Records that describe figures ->
+===+

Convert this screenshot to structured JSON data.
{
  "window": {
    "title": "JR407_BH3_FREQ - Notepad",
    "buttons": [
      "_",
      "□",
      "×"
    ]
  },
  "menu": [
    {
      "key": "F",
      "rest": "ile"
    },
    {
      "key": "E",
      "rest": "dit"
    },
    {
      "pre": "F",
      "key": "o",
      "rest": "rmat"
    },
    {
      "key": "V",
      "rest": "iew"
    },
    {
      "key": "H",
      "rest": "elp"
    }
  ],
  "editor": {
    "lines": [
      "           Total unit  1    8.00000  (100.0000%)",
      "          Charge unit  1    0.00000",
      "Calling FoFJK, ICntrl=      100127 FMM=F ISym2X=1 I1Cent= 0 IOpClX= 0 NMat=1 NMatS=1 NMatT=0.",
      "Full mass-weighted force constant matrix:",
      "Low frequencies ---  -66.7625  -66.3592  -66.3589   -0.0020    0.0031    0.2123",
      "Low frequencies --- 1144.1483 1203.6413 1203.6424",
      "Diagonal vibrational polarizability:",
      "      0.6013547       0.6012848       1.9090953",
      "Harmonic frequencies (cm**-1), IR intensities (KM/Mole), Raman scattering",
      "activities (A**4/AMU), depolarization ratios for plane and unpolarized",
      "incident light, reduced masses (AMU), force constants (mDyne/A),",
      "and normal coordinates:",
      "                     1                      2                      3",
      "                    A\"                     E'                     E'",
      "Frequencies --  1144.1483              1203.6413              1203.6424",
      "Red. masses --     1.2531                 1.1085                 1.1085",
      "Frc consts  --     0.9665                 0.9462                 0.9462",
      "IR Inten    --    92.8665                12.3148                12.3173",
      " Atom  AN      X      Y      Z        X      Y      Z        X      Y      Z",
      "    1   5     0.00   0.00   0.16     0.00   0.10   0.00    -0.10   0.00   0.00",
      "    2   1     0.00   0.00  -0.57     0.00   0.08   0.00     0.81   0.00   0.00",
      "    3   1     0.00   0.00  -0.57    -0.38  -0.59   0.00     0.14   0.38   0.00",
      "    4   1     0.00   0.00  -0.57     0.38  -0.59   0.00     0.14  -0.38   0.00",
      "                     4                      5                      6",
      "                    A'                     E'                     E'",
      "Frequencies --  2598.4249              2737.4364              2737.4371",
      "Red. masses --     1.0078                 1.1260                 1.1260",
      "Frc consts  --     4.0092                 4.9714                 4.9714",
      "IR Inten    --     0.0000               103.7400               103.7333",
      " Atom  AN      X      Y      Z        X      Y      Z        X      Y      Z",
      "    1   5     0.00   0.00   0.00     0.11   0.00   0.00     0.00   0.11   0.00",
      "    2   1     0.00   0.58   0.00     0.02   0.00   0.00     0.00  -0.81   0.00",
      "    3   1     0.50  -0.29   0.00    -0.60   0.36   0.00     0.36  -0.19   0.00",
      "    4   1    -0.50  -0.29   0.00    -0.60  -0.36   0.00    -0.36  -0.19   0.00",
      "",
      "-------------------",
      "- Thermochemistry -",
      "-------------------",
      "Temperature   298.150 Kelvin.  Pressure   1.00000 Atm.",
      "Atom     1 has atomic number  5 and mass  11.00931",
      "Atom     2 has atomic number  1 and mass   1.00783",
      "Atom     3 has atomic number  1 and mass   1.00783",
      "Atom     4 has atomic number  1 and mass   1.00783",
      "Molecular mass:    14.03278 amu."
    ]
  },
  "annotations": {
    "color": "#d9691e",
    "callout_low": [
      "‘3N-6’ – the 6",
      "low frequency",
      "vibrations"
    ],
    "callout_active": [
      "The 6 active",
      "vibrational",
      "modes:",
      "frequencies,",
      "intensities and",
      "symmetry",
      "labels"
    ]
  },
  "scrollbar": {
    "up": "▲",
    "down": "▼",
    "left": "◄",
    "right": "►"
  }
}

+===+

THE TASK ->
Exactly reproduce every line found in the records.

ANSWER TO THIS PROBLEM ->
Convert this screenshot to structured JSON data.
{
  "window": {
    "title": "JR407_BH3_FREQ - Notepad",
    "buttons": [
      "_",
      "□",
      "×"
    ]
  },
  "menu": [
    {
      "key": "F",
      "rest": "ile"
    },
    {
      "key": "E",
      "rest": "dit"
    },
    {
      "pre": "F",
      "key": "o",
      "rest": "rmat"
    },
    {
      "key": "V",
      "rest": "iew"
    },
    {
      "key": "H",
      "rest": "elp"
    }
  ],
  "editor": {
    "lines": [
      "           Total unit  1    8.00000  (100.0000%)",
      "          Charge unit  1    0.00000",
      "Calling FoFJK, ICntrl=      100127 FMM=F ISym2X=1 I1Cent= 0 IOpClX= 0 NMat=1 NMatS=1 NMatT=0.",
      "Full mass-weighted force constant matrix:",
      "Low frequencies ---  -66.7625  -66.3592  -66.3589   -0.0020    0.0031    0.2123",
      "Low frequencies --- 1144.1483 1203.6413 1203.6424",
      "Diagonal vibrational polarizability:",
      "      0.6013547       0.6012848       1.9090953",
      "Harmonic frequencies (cm**-1), IR intensities (KM/Mole), Raman scattering",
      "activities (A**4/AMU), depolarization ratios for plane and unpolarized",
      "incident light, reduced masses (AMU), force constants (mDyne/A),",
      "and normal coordinates:",
      "                     1                      2                      3",
      "                    A\"                     E'                     E'",
      "Frequencies --  1144.1483              1203.6413              1203.6424",
      "Red. masses --     1.2531                 1.1085                 1.1085",
      "Frc consts  --     0.9665                 0.9462                 0.9462",
      "IR Inten    --    92.8665                12.3148                12.3173",
      " Atom  AN      X      Y      Z        X      Y      Z        X      Y      Z",
      "    1   5     0.00   0.00   0.16     0.00   0.10   0.00    -0.10   0.00   0.00",
      "    2   1     0.00   0.00  -0.57     0.00   0.08   0.00     0.81   0.00   0.00",
      "    3   1     0.00   0.00  -0.57    -0.38  -0.59   0.00     0.14   0.38   0.00",
      "    4   1     0.00   0.00  -0.57     0.38  -0.59   0.00     0.14  -0.38   0.00",
      "                     4                      5                      6",
      "                    A'                     E'                     E'",
      "Frequencies --  2598.4249              2737.4364              2737.4371",
      "Red. masses --     1.0078                 1.1260                 1.1260",
      "Frc consts  --     4.0092                 4.9714                 4.9714",
      "IR Inten    --     0.0000               103.7400               103.7333",
      " Atom  AN      X      Y      Z        X      Y      Z        X      Y      Z",
      "    1   5     0.00   0.00   0.00     0.11   0.00   0.00     0.00   0.11   0.00",
      "    2   1     0.00   0.58   0.00     0.02   0.00   0.00     0.00  -0.81   0.00",
      "    3   1     0.50  -0.29   0.00    -0.60   0.36   0.00     0.36  -0.19   0.00",
      "    4   1    -0.50  -0.29   0.00    -0.60  -0.36   0.00    -0.36  -0.19   0.00",
      "",
      "-------------------",
      "- Thermochemistry -",
      "-------------------",
      "Temperature   298.150 Kelvin.  Pressure   1.00000 Atm.",
      "Atom     1 has atomic number  5 and mass  11.00931",
      "Atom     2 has atomic number  1 and mass   1.00783",
      "Atom     3 has atomic number  1 and mass   1.00783",
      "Atom     4 has atomic number  1 and mass   1.00783",
      "Molecular mass:    14.03278 amu."
    ]
  },
  "annotations": {
    "color": "#d9691e",
    "callout_low": [
      "‘3N-6’ – the 6",
      "low frequency",
      "vibrations"
    ],
    "callout_active": [
      "The 6 active",
      "vibrational",
      "modes:",
      "frequencies,",
      "intensities and",
      "symmetry",
      "labels"
    ]
  },
  "scrollbar": {
    "up": "▲",
    "down": "▼",
    "left": "◄",
    "right": "►"
  }
}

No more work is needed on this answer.